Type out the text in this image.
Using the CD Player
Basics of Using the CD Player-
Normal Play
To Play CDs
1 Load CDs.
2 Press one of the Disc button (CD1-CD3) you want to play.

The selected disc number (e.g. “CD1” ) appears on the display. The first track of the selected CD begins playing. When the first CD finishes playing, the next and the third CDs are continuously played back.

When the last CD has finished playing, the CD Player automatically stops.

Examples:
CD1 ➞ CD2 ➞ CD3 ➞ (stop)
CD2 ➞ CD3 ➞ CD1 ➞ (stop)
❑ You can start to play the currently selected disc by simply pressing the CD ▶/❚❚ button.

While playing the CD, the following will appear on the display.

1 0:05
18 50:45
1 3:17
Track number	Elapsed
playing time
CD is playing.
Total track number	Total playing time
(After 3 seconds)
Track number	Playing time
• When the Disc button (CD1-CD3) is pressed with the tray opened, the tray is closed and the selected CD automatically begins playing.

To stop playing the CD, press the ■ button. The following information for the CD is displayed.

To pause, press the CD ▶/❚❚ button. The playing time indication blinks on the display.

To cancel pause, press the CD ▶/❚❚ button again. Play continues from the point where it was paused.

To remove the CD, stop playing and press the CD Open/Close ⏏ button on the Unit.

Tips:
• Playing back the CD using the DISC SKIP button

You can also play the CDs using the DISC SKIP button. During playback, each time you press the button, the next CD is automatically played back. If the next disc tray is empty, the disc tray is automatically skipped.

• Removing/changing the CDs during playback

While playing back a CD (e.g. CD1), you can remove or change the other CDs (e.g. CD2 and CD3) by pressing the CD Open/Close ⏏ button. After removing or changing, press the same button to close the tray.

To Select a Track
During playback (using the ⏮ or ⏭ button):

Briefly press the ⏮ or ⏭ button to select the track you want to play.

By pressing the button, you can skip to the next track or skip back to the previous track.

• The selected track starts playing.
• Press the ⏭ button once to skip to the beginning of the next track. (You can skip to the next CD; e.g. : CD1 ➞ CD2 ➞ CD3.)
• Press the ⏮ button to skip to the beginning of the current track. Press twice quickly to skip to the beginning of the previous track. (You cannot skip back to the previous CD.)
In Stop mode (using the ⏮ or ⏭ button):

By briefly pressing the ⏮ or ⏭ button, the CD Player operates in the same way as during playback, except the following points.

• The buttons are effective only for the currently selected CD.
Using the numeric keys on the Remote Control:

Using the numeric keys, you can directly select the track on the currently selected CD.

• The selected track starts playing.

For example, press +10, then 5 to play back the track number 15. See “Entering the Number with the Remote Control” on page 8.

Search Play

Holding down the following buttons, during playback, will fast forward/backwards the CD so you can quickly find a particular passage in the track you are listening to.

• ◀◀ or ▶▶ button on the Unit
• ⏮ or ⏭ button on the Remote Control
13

....

**WRITTEN REQUEST**
Using the exact wording, write out all of the records.

**THE RESULT**
Type out the text in this image.
Using the CD Player
Basics of Using the CD Player-
Normal Play
To Play CDs
1 Load CDs.
2 Press one of the Disc button (CD1-CD3) you want to play.

The selected disc number (e.g. “CD1” ) appears on the display. The first track of the selected CD begins playing. When the first CD finishes playing, the next and the third CDs are continuously played back.

When the last CD has finished playing, the CD Player automatically stops.

Examples:
CD1 ➞ CD2 ➞ CD3 ➞ (stop)
CD2 ➞ CD3 ➞ CD1 ➞ (stop)
❑ You can start to play the currently selected disc by simply pressing the CD ▶/❚❚ button.

While playing the CD, the following will appear on the display.

1 0:05
18 50:45
1 3:17
Track number	Elapsed
playing time
CD is playing.
Total track number	Total playing time
(After 3 seconds)
Track number	Playing time
• When the Disc button (CD1-CD3) is pressed with the tray opened, the tray is closed and the selected CD automatically begins playing.

To stop playing the CD, press the ■ button. The following information for the CD is displayed.

To pause, press the CD ▶/❚❚ button. The playing time indication blinks on the display.

To cancel pause, press the CD ▶/❚❚ button again. Play continues from the point where it was paused.

To remove the CD, stop playing and press the CD Open/Close ⏏ button on the Unit.

Tips:
• Playing back the CD using the DISC SKIP button

You can also play the CDs using the DISC SKIP button. During playback, each time you press the button, the next CD is automatically played back. If the next disc tray is empty, the disc tray is automatically skipped.

• Removing/changing the CDs during playback

While playing back a CD (e.g. CD1), you can remove or change the other CDs (e.g. CD2 and CD3) by pressing the CD Open/Close ⏏ button. After removing or changing, press the same button to close the tray.

To Select a Track
During playback (using the ⏮ or ⏭ button):

Briefly press the ⏮ or ⏭ button to select the track you want to play.

By pressing the button, you can skip to the next track or skip back to the previous track.

• The selected track starts playing.
• Press the ⏭ button once to skip to the beginning of the next track. (You can skip to the next CD; e.g. : CD1 ➞ CD2 ➞ CD3.)
• Press the ⏮ button to skip to the beginning of the current track. Press twice quickly to skip to the beginning of the previous track. (You cannot skip back to the previous CD.)
In Stop mode (using the ⏮ or ⏭ button):

By briefly pressing the ⏮ or ⏭ button, the CD Player operates in the same way as during playback, except the following points.

• The buttons are effective only for the currently selected CD.
Using the numeric keys on the Remote Control:

Using the numeric keys, you can directly select the track on the currently selected CD.

• The selected track starts playing.

For example, press +10, then 5 to play back the track number 15. See “Entering the Number with the Remote Control” on page 8.

Search Play

Holding down the following buttons, during playback, will fast forward/backwards the CD so you can quickly find a particular passage in the track you are listening to.

• ◀◀ or ▶▶ button on the Unit
• ⏮ or ⏭ button on the Remote Control
13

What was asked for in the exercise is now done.